>> begin Text section
[ofa-general] Re: [PATCH 2/3][NET_BATCH] net core use batching

Wed Oct 10 02:25:50 PDT 2007

From: Andi Kleen <andi at firstfloor.org>
Date: Wed, 10 Oct 2007 11:16:44 +0200

> > A 256 entry TX hw queue fills up trivially on 1GB and 10GB, but if you
> 
> With TSO really? 

Yes.

> > increase the size much more performance starts to go down due to L2
> > cache thrashing.
> 
> Another possibility would be to consider using cache avoidance
> instructions while updating the TX ring (e.g. write combining 
> on x86) 

The chip I was working with at the time (UltraSPARC-IIi) compressed
all the linear stores into 64-byte full cacheline transactions via
the store buffer.

It's true that it would allocate in the L2 cache on a miss, which
is different from your suggestion.
>> end Text section
• **Task statement**:
Continue the mailing-list reply about TX ring caching from the point where it stops.
>> begin Record extracts
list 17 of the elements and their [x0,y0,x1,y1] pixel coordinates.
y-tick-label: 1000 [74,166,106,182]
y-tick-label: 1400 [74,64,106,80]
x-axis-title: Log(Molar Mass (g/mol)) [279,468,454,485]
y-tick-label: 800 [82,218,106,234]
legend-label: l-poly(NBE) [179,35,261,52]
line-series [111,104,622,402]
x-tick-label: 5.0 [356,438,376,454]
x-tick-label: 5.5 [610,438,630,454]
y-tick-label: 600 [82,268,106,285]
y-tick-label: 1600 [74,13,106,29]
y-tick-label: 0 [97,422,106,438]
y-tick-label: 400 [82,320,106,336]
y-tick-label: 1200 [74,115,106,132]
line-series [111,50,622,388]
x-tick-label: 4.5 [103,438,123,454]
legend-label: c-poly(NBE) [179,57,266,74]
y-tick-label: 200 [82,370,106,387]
>> end Record extracts
• **Task answer**:
In fact, such a thing might not pan out well, because most of the time
you write a single descriptor or two, and that isn't a full cacheline,
which means a read/modify/write is the only coherent way to make such
a write to RAM.

Sure you could batch, but I'd rather give the chip work to do unless
I unequivocably knew I'd have enough pending to fill a cacheline's
worth of descriptors.  And since you suggest we shouldn't queue in
software... :-)